[Begin Listed entries]

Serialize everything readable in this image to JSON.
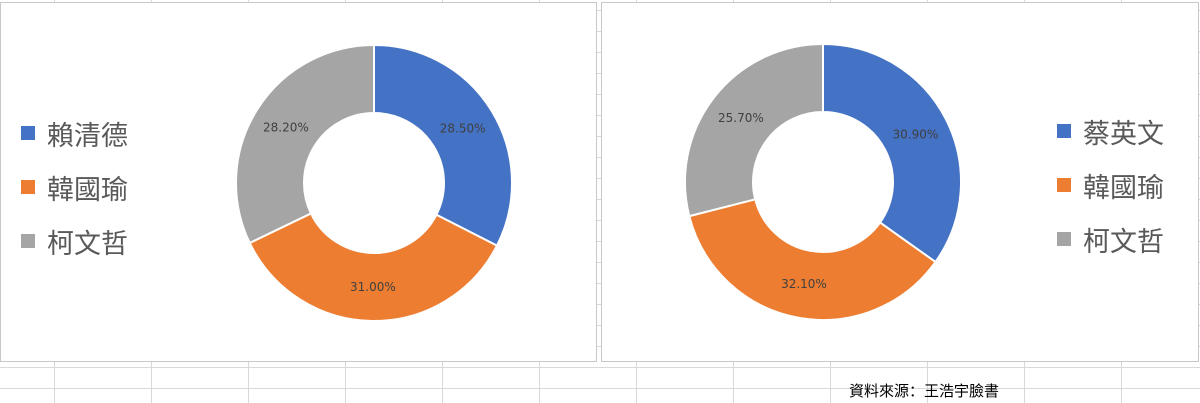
{
  "colors": {
    "blue": "#4472C4",
    "orange": "#ED7D31",
    "gray": "#A5A5A5",
    "label_text": "#404040"
  },
  "chart_data": [
    {
      "type": "pie",
      "subtype": "doughnut",
      "title": "",
      "legend_position": "left",
      "categories": [
        "賴清德",
        "韓國瑜",
        "柯文哲"
      ],
      "values": [
        28.5,
        31.0,
        28.2
      ],
      "labels": [
        "28.50%",
        "31.00%",
        "28.20%"
      ],
      "colors": [
        "#4472C4",
        "#ED7D31",
        "#A5A5A5"
      ]
    },
    {
      "type": "pie",
      "subtype": "doughnut",
      "title": "",
      "legend_position": "right",
      "categories": [
        "蔡英文",
        "韓國瑜",
        "柯文哲"
      ],
      "values": [
        30.9,
        32.1,
        25.7
      ],
      "labels": [
        "30.90%",
        "32.10%",
        "25.70%"
      ],
      "colors": [
        "#4472C4",
        "#ED7D31",
        "#A5A5A5"
      ]
    }
  ],
  "source_note": "資料來源：王浩宇臉書"
}
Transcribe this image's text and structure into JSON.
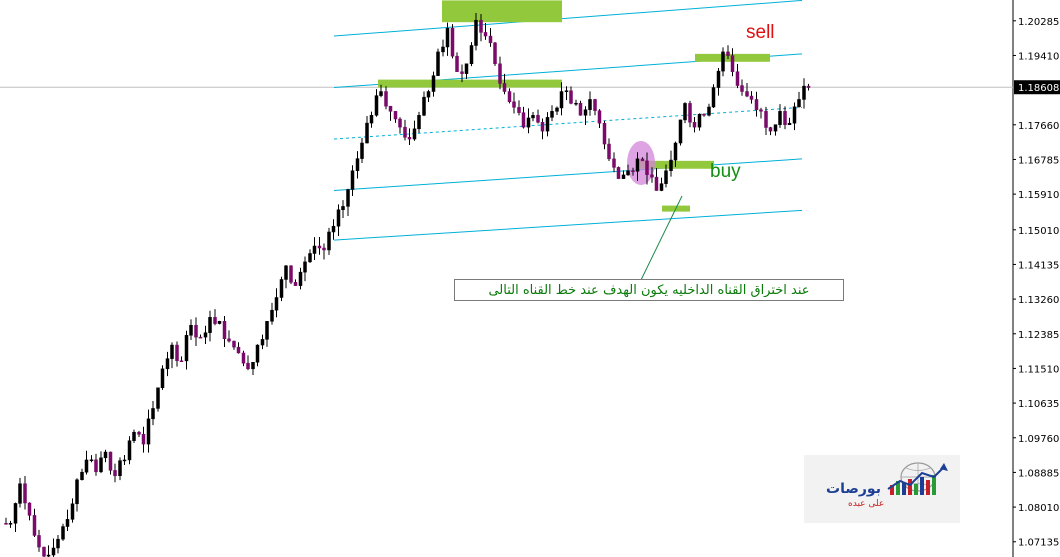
{
  "chart_data": {
    "type": "candlestick",
    "title": "",
    "xlabel": "",
    "ylabel": "",
    "ylim": [
      1.0675,
      1.2081
    ],
    "ticks": [
      "1.20285",
      "1.19410",
      "1.17660",
      "1.16785",
      "1.15910",
      "1.15010",
      "1.14135",
      "1.13260",
      "1.12385",
      "1.11510",
      "1.10635",
      "1.09760",
      "1.08885",
      "1.08010",
      "1.07135"
    ],
    "tick_values": [
      1.20285,
      1.1941,
      1.1766,
      1.16785,
      1.1591,
      1.1501,
      1.14135,
      1.1326,
      1.12385,
      1.1151,
      1.10635,
      1.0976,
      1.08885,
      1.0801,
      1.07135
    ],
    "current_price": "1.18608",
    "current_price_value": 1.18608,
    "series_points": [
      1.076,
      1.086,
      1.078,
      1.07,
      1.068,
      1.072,
      1.077,
      1.087,
      1.092,
      1.089,
      1.094,
      1.088,
      1.092,
      1.099,
      1.096,
      1.105,
      1.115,
      1.121,
      1.117,
      1.126,
      1.123,
      1.128,
      1.127,
      1.122,
      1.119,
      1.115,
      1.121,
      1.127,
      1.133,
      1.141,
      1.136,
      1.142,
      1.146,
      1.145,
      1.151,
      1.156,
      1.165,
      1.172,
      1.179,
      1.185,
      1.18,
      1.176,
      1.173,
      1.179,
      1.185,
      1.195,
      1.201,
      1.19,
      1.192,
      1.203,
      1.199,
      1.192,
      1.185,
      1.181,
      1.176,
      1.179,
      1.175,
      1.18,
      1.185,
      1.182,
      1.179,
      1.183,
      1.177,
      1.168,
      1.163,
      1.165,
      1.168,
      1.164,
      1.16,
      1.165,
      1.172,
      1.182,
      1.176,
      1.179,
      1.186,
      1.195,
      1.19,
      1.185,
      1.183,
      1.18,
      1.175,
      1.18,
      1.177,
      1.183,
      1.186
    ],
    "channel_lines": [
      {
        "color": "#00b0d8",
        "style": "solid",
        "start": [
          0,
          1.199
        ],
        "end": [
          84,
          1.208
        ]
      },
      {
        "color": "#00b0d8",
        "style": "solid",
        "start": [
          0,
          1.186
        ],
        "end": [
          84,
          1.1945
        ]
      },
      {
        "color": "#00b0d8",
        "style": "dashed",
        "start": [
          0,
          1.173
        ],
        "end": [
          84,
          1.181
        ]
      },
      {
        "color": "#00b0d8",
        "style": "solid",
        "start": [
          0,
          1.16
        ],
        "end": [
          84,
          1.168
        ]
      },
      {
        "color": "#00b0d8",
        "style": "solid",
        "start": [
          0,
          1.1475
        ],
        "end": [
          84,
          1.155
        ]
      }
    ],
    "zones": [
      {
        "label": "sell",
        "price_low": 1.1925,
        "price_high": 1.1945
      },
      {
        "label": "buy",
        "price_low": 1.1655,
        "price_high": 1.1675
      }
    ],
    "colors": {
      "bull": "#000000",
      "bear_fill": "#7a0b6a",
      "wick": "#000000",
      "channel": "#00b0d8",
      "zone_fill": "#92c83c",
      "highlight": "#d184d8",
      "current_line": "#c0c0c0"
    }
  },
  "labels": {
    "sell": "sell",
    "buy": "buy",
    "annotation": "عند اختراق القناه الداخليه  يكون الهدف عند خط القناه التالى"
  },
  "logo": {
    "name": "بورصات",
    "subtitle": "على عبده"
  }
}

[End Listed entries]

# Instructions for the task:
Gather each line of the listing containing the word "this" and show it.

# Correct result:
Serialize everything readable in this image to JSON.
Transcribe this image's text and structure into JSON.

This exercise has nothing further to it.